**** Data excerpts ****

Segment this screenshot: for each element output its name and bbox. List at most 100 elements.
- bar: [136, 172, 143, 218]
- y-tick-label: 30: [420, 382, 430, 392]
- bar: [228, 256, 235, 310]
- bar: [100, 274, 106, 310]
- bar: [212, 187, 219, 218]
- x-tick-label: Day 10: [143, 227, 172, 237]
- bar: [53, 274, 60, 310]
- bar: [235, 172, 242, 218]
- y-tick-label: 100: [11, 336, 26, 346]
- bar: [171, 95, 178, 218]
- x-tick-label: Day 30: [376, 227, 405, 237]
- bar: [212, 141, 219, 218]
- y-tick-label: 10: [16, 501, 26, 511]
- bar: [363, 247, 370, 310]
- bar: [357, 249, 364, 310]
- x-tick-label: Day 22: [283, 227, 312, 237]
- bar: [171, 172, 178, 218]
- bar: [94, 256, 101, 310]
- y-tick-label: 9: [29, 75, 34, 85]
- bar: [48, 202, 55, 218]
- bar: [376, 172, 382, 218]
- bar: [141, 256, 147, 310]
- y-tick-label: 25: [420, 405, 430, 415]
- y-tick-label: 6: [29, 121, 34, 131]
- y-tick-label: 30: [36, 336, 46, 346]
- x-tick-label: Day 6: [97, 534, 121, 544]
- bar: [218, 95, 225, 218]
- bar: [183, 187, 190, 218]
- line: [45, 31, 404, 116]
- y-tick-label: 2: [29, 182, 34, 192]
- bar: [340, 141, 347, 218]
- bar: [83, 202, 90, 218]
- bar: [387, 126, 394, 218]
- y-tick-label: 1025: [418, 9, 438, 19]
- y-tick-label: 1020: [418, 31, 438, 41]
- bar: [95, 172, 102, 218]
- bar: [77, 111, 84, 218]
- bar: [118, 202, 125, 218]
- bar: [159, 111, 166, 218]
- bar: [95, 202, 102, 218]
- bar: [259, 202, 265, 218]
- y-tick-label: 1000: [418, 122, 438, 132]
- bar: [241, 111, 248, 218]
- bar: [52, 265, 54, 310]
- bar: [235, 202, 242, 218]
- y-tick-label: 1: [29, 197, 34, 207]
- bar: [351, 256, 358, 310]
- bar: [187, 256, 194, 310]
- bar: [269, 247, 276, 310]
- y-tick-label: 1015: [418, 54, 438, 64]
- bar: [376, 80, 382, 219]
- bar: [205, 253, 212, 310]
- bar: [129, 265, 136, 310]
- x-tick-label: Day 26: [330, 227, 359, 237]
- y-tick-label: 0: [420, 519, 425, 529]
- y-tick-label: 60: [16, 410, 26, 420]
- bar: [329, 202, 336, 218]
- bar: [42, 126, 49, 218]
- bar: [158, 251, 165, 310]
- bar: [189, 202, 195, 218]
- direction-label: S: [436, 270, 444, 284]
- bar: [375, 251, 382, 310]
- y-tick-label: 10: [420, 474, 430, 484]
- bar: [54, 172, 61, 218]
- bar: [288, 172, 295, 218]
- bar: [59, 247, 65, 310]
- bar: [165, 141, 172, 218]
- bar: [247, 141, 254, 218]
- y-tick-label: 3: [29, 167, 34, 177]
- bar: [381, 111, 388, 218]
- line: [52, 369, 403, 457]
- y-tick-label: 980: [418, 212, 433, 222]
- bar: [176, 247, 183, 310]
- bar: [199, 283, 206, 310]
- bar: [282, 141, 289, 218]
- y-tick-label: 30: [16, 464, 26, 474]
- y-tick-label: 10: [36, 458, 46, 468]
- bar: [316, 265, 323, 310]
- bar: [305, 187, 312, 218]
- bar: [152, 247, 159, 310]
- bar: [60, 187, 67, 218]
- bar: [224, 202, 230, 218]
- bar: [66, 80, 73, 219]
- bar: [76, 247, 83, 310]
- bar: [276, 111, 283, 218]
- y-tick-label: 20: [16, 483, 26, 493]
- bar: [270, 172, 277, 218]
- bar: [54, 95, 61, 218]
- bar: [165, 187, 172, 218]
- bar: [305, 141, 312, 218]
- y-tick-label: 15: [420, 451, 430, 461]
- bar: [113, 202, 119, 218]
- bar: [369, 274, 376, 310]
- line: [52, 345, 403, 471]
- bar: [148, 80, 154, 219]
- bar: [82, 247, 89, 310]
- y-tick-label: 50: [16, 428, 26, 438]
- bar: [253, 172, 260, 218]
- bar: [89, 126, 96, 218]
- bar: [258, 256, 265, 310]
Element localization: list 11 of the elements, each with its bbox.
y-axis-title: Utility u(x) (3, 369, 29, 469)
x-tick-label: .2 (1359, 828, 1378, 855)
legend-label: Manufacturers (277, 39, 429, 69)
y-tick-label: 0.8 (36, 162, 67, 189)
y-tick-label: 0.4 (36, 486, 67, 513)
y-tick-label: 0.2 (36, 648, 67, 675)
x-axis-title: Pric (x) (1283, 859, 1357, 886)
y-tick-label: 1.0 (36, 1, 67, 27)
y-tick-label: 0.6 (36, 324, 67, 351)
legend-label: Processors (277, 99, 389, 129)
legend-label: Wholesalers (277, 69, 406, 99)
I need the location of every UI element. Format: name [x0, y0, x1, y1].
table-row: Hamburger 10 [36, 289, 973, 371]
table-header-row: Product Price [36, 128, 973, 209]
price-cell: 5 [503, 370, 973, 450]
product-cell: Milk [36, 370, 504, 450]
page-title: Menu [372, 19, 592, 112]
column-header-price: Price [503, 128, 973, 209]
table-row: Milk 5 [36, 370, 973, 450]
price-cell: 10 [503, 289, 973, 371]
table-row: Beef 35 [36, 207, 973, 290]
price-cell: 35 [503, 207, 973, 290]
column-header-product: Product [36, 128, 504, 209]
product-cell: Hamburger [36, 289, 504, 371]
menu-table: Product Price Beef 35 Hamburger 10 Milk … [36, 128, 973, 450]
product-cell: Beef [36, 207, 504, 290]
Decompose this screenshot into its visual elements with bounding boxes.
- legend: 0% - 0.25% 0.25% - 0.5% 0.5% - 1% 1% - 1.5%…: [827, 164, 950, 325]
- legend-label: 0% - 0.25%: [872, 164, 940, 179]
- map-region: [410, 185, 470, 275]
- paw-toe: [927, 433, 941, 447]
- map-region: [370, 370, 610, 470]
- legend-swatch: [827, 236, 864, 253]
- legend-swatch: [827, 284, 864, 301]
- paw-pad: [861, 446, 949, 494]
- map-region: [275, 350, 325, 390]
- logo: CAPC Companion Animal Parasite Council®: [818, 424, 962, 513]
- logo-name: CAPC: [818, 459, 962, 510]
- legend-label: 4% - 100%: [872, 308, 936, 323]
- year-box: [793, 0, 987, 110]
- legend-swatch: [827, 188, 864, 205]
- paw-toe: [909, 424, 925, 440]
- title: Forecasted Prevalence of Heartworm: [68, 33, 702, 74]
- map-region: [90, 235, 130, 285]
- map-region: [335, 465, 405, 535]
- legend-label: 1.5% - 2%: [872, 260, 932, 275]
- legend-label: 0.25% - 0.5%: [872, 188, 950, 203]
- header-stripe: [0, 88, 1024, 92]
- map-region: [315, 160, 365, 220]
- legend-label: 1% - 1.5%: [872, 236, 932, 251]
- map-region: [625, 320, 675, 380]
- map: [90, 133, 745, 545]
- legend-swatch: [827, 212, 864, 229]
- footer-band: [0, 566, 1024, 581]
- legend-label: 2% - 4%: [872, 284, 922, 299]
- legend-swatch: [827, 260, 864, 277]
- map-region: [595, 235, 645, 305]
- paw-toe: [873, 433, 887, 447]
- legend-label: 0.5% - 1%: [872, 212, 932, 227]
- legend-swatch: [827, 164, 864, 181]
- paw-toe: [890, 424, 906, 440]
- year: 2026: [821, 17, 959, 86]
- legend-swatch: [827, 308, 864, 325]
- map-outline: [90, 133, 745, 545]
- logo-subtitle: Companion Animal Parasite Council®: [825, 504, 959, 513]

****

▶ **Aim of the task**: Output the listing from its first line through the line containing "- y-tick-label: 1020: [418, 31, 438, 41]" as a Markdown table with columns Row and Line, numbering each row and omitting blank lines.

▶ **Answer for the task**:
| Row | Line |
|---|---|
| 1 | Segment this screenshot: for each element output its name and bbox. List at most 100 elements. |
| 2 | - bar: [136, 172, 143, 218] |
| 3 | - y-tick-label: 30: [420, 382, 430, 392] |
| 4 | - bar: [228, 256, 235, 310] |
| 5 | - bar: [100, 274, 106, 310] |
| 6 | - bar: [212, 187, 219, 218] |
| 7 | - x-tick-label: Day 10: [143, 227, 172, 237] |
| 8 | - bar: [53, 274, 60, 310] |
| 9 | - bar: [235, 172, 242, 218] |
| 10 | - y-tick-label: 100: [11, 336, 26, 346] |
| 11 | - bar: [171, 95, 178, 218] |
| 12 | - x-tick-label: Day 30: [376, 227, 405, 237] |
| 13 | - bar: [212, 141, 219, 218] |
| 14 | - y-tick-label: 10: [16, 501, 26, 511] |
| 15 | - bar: [363, 247, 370, 310] |
| 16 | - bar: [357, 249, 364, 310] |
| 17 | - x-tick-label: Day 22: [283, 227, 312, 237] |
| 18 | - bar: [171, 172, 178, 218] |
| 19 | - bar: [94, 256, 101, 310] |
| 20 | - y-tick-label: 9: [29, 75, 34, 85] |
| 21 | - bar: [48, 202, 55, 218] |
| 22 | - bar: [376, 172, 382, 218] |
| 23 | - bar: [141, 256, 147, 310] |
| 24 | - y-tick-label: 25: [420, 405, 430, 415] |
| 25 | - y-tick-label: 6: [29, 121, 34, 131] |
| 26 | - y-tick-label: 30: [36, 336, 46, 346] |
| 27 | - x-tick-label: Day 6: [97, 534, 121, 544] |
| 28 | - bar: [218, 95, 225, 218] |
| 29 | - bar: [183, 187, 190, 218] |
| 30 | - line: [45, 31, 404, 116] |
| 31 | - y-tick-label: 2: [29, 182, 34, 192] |
| 32 | - bar: [340, 141, 347, 218] |
| 33 | - bar: [83, 202, 90, 218] |
| 34 | - bar: [387, 126, 394, 218] |
| 35 | - y-tick-label: 1025: [418, 9, 438, 19] |
| 36 | - y-tick-label: 1020: [418, 31, 438, 41] |